Problem details - Tally the lines that contain the string "label" and state that total without comment.

Supplied records -
▼

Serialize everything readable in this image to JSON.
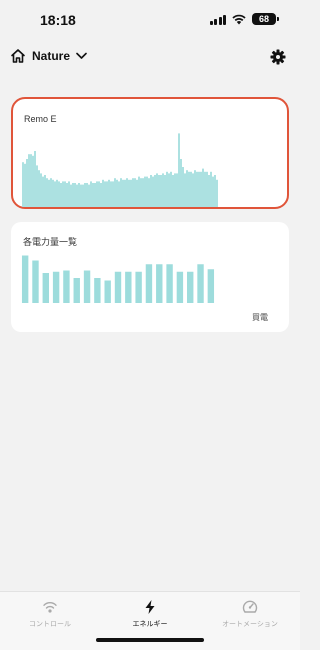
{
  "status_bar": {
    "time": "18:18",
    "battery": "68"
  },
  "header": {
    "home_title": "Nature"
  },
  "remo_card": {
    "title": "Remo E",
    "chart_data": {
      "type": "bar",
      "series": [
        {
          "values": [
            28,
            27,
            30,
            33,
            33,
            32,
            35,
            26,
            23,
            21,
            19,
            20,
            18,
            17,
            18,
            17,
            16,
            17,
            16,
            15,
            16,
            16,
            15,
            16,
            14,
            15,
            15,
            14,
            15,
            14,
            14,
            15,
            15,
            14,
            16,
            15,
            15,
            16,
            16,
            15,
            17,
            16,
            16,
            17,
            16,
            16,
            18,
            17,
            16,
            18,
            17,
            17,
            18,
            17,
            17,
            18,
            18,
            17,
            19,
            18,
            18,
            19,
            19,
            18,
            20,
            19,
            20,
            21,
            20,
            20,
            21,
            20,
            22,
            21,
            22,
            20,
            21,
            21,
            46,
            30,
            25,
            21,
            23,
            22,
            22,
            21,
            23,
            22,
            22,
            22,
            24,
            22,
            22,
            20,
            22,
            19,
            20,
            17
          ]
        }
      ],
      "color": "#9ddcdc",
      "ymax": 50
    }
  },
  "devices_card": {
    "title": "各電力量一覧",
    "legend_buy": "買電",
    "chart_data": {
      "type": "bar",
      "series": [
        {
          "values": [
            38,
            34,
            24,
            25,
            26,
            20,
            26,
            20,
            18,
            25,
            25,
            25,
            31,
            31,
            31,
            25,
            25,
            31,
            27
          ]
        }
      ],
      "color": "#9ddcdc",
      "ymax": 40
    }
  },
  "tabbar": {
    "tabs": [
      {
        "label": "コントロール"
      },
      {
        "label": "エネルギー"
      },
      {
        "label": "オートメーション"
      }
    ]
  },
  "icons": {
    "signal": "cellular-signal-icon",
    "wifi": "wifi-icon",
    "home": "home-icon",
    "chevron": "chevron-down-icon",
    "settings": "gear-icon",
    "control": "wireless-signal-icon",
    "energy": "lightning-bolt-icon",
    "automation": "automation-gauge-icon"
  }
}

▲

Expected output - 3